Items listed in a dataset:

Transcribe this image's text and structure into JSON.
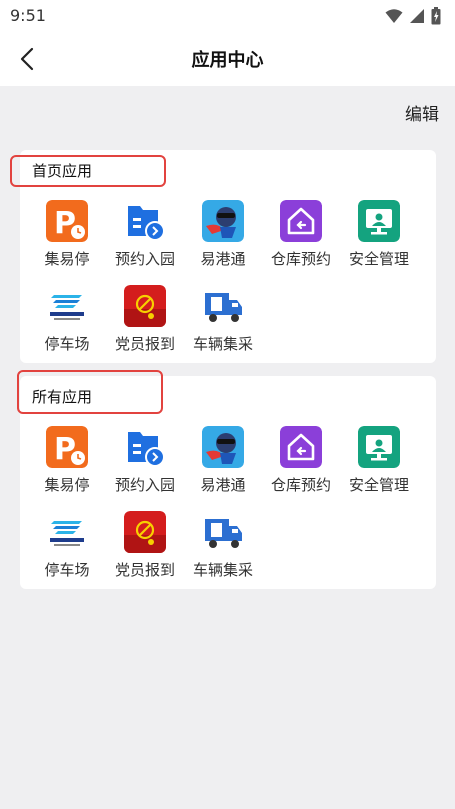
{
  "status_bar": {
    "time": "9:51"
  },
  "header": {
    "title": "应用中心"
  },
  "toolbar": {
    "edit_label": "编辑"
  },
  "sections": [
    {
      "title": "首页应用",
      "apps": [
        {
          "label": "集易停",
          "icon": "parking-p-icon",
          "color": "#f26b1d"
        },
        {
          "label": "预约入园",
          "icon": "reservation-entry-icon",
          "color": "#1f6fe0"
        },
        {
          "label": "易港通",
          "icon": "mascot-icon",
          "color": "#35a9e6"
        },
        {
          "label": "仓库预约",
          "icon": "warehouse-icon",
          "color": "#8b3fd9"
        },
        {
          "label": "安全管理",
          "icon": "safety-monitor-icon",
          "color": "#14a37f"
        },
        {
          "label": "停车场",
          "icon": "port-logo-icon",
          "color": "#1b7fd6"
        },
        {
          "label": "党员报到",
          "icon": "party-emblem-icon",
          "color": "#d41d1d"
        },
        {
          "label": "车辆集采",
          "icon": "truck-icon",
          "color": "#2c6fd1"
        }
      ]
    },
    {
      "title": "所有应用",
      "apps": [
        {
          "label": "集易停",
          "icon": "parking-p-icon",
          "color": "#f26b1d"
        },
        {
          "label": "预约入园",
          "icon": "reservation-entry-icon",
          "color": "#1f6fe0"
        },
        {
          "label": "易港通",
          "icon": "mascot-icon",
          "color": "#35a9e6"
        },
        {
          "label": "仓库预约",
          "icon": "warehouse-icon",
          "color": "#8b3fd9"
        },
        {
          "label": "安全管理",
          "icon": "safety-monitor-icon",
          "color": "#14a37f"
        },
        {
          "label": "停车场",
          "icon": "port-logo-icon",
          "color": "#1b7fd6"
        },
        {
          "label": "党员报到",
          "icon": "party-emblem-icon",
          "color": "#d41d1d"
        },
        {
          "label": "车辆集采",
          "icon": "truck-icon",
          "color": "#2c6fd1"
        }
      ]
    }
  ],
  "colors": {
    "highlight": "#e2433f",
    "background": "#efeff1"
  }
}
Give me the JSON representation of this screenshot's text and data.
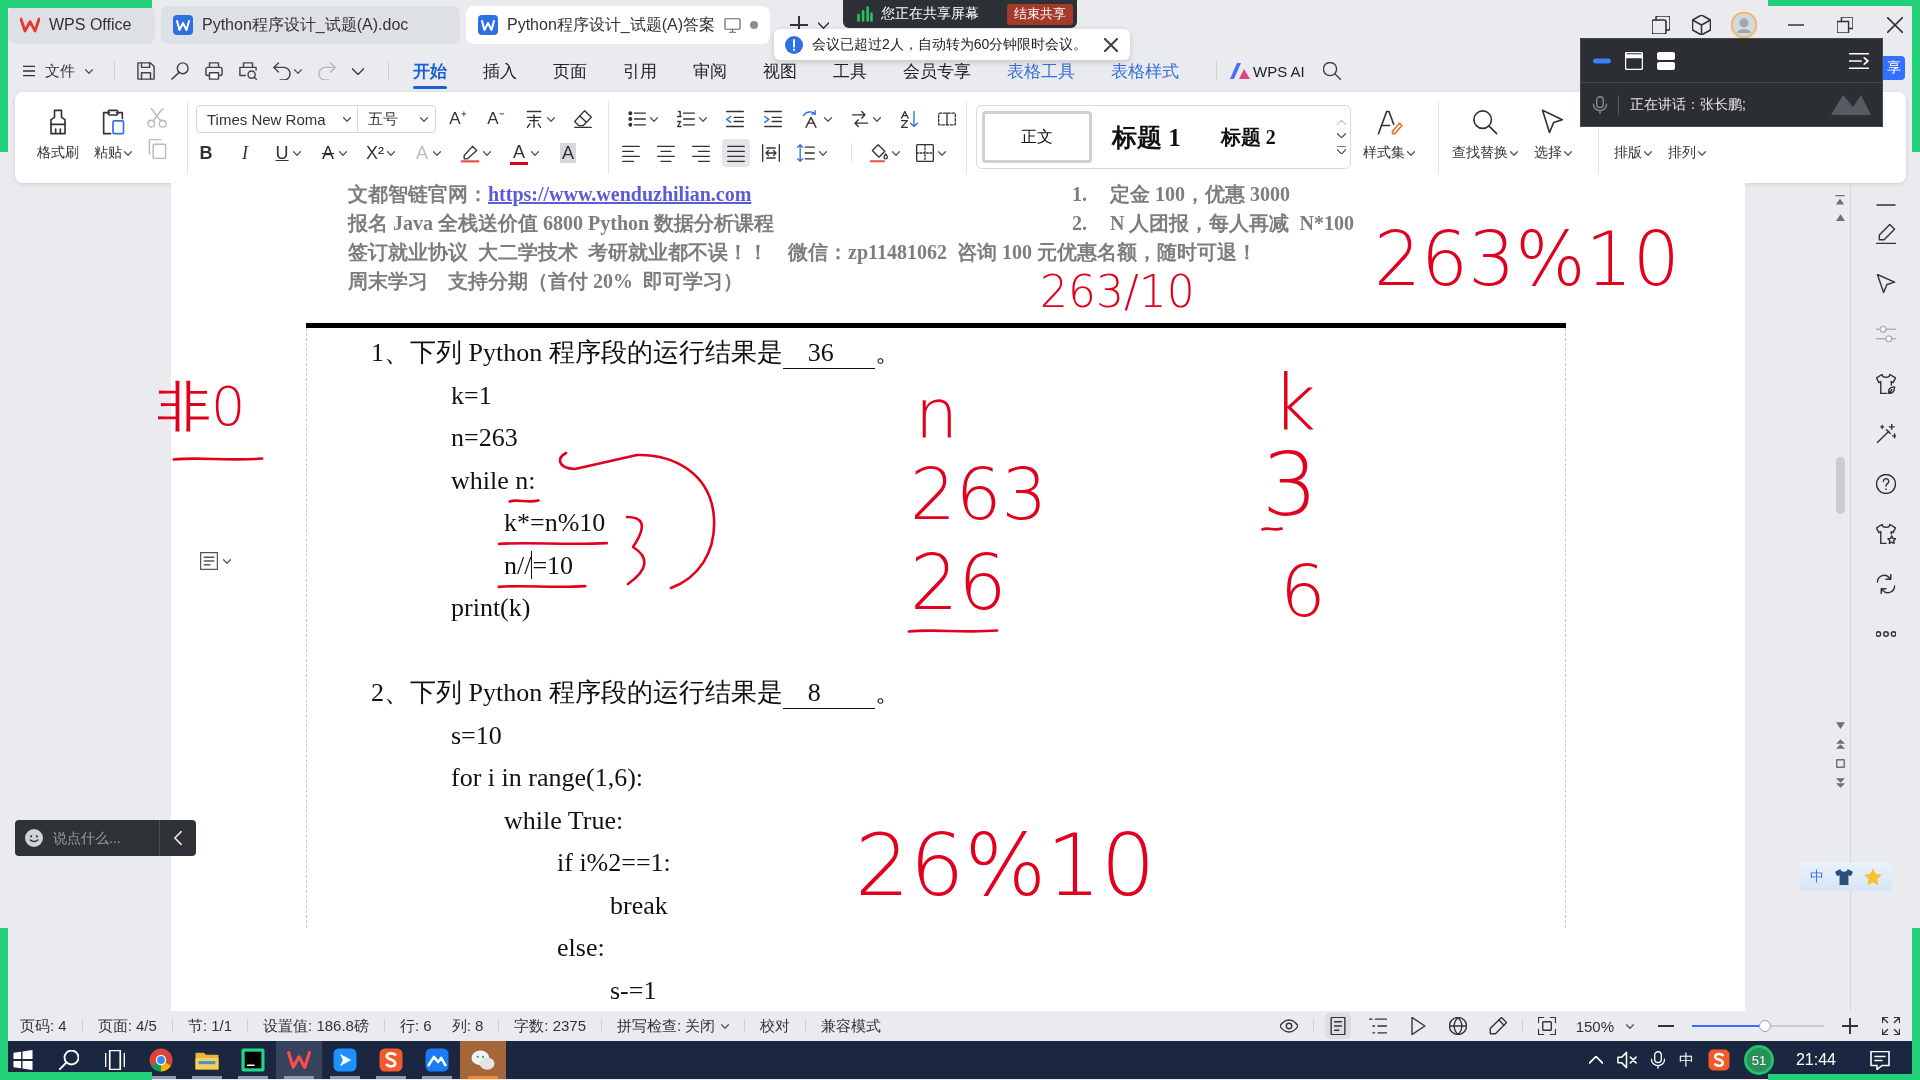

__What you are asked to do__.
Copy every entry word for word, but omit the pictures.

__Complete response__.
Transcribe this image's text and structure into JSON.
{
  "status_bar": {
    "time": "9:51"
  },
  "header": {
    "title": "应用中心"
  },
  "toolbar": {
    "edit_label": "编辑"
  },
  "sections": [
    {
      "title": "首页应用",
      "apps": [
        {
          "label": "集易停",
          "icon": "parking-p-icon",
          "color": "#f26b1d"
        },
        {
          "label": "预约入园",
          "icon": "reservation-entry-icon",
          "color": "#1f6fe0"
        },
        {
          "label": "易港通",
          "icon": "mascot-icon",
          "color": "#35a9e6"
        },
        {
          "label": "仓库预约",
          "icon": "warehouse-icon",
          "color": "#8b3fd9"
        },
        {
          "label": "安全管理",
          "icon": "safety-monitor-icon",
          "color": "#14a37f"
        },
        {
          "label": "停车场",
          "icon": "port-logo-icon",
          "color": "#1b7fd6"
        },
        {
          "label": "党员报到",
          "icon": "party-emblem-icon",
          "color": "#d41d1d"
        },
        {
          "label": "车辆集采",
          "icon": "truck-icon",
          "color": "#2c6fd1"
        }
      ]
    },
    {
      "title": "所有应用",
      "apps": [
        {
          "label": "集易停",
          "icon": "parking-p-icon",
          "color": "#f26b1d"
        },
        {
          "label": "预约入园",
          "icon": "reservation-entry-icon",
          "color": "#1f6fe0"
        },
        {
          "label": "易港通",
          "icon": "mascot-icon",
          "color": "#35a9e6"
        },
        {
          "label": "仓库预约",
          "icon": "warehouse-icon",
          "color": "#8b3fd9"
        },
        {
          "label": "安全管理",
          "icon": "safety-monitor-icon",
          "color": "#14a37f"
        },
        {
          "label": "停车场",
          "icon": "port-logo-icon",
          "color": "#1b7fd6"
        },
        {
          "label": "党员报到",
          "icon": "party-emblem-icon",
          "color": "#d41d1d"
        },
        {
          "label": "车辆集采",
          "icon": "truck-icon",
          "color": "#2c6fd1"
        }
      ]
    }
  ],
  "colors": {
    "highlight": "#e2433f",
    "background": "#efeff1"
  }
}
Give me the JSON representation of this screenshot's text and data.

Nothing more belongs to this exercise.